• **Required task**
Copy every line of the entries that includes the word "flow".

• **Rows**
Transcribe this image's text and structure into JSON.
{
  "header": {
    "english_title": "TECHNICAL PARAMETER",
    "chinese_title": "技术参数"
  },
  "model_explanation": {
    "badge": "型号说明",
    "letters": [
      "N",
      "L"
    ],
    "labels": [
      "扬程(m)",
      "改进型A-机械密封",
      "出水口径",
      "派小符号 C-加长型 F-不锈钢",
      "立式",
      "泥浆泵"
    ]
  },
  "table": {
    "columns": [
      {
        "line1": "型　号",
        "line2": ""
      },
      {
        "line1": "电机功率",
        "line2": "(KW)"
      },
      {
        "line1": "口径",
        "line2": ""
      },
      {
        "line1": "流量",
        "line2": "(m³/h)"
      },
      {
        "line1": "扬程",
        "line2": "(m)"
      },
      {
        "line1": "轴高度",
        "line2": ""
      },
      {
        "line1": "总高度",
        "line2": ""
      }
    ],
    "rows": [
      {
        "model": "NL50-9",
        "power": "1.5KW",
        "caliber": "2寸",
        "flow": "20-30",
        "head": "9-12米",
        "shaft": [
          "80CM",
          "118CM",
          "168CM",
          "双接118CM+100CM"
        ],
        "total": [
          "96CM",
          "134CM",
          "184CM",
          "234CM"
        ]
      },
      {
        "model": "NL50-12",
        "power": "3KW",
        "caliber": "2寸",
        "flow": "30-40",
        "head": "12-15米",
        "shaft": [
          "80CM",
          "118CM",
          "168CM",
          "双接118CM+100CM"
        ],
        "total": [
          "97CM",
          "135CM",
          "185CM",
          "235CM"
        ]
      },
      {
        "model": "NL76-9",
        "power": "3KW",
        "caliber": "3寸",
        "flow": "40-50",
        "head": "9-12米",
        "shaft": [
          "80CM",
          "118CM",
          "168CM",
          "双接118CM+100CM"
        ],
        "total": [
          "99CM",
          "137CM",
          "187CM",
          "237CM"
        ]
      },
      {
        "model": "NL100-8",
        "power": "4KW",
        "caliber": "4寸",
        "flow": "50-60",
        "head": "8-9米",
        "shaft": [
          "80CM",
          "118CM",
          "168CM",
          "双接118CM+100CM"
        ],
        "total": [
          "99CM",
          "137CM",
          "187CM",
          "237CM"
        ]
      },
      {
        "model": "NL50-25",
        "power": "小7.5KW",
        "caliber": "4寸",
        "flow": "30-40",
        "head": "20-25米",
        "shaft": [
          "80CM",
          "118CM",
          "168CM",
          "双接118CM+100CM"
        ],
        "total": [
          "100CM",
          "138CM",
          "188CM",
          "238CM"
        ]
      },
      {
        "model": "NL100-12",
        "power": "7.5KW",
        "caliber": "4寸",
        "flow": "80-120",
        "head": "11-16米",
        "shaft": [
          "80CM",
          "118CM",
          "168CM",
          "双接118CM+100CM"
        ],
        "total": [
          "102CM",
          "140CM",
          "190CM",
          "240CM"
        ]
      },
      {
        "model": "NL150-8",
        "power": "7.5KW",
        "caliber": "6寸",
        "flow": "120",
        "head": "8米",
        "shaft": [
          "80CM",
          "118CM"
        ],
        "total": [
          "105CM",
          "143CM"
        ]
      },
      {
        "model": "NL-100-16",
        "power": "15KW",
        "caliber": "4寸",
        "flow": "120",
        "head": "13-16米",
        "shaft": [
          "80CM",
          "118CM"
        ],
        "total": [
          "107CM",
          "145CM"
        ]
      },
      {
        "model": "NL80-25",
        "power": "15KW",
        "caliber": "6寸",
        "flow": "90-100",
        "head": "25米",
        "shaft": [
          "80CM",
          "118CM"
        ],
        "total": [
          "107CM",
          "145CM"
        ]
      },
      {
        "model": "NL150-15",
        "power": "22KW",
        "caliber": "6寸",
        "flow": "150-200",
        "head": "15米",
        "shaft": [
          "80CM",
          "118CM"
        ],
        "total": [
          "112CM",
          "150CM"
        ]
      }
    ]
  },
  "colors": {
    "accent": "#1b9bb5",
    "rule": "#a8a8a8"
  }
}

• **Complete answer**
        "flow": "20-30",
        "flow": "30-40",
        "flow": "40-50",
        "flow": "50-60",
        "flow": "30-40",
        "flow": "80-120",
        "flow": "120",
        "flow": "120",
        "flow": "90-100",
        "flow": "150-200",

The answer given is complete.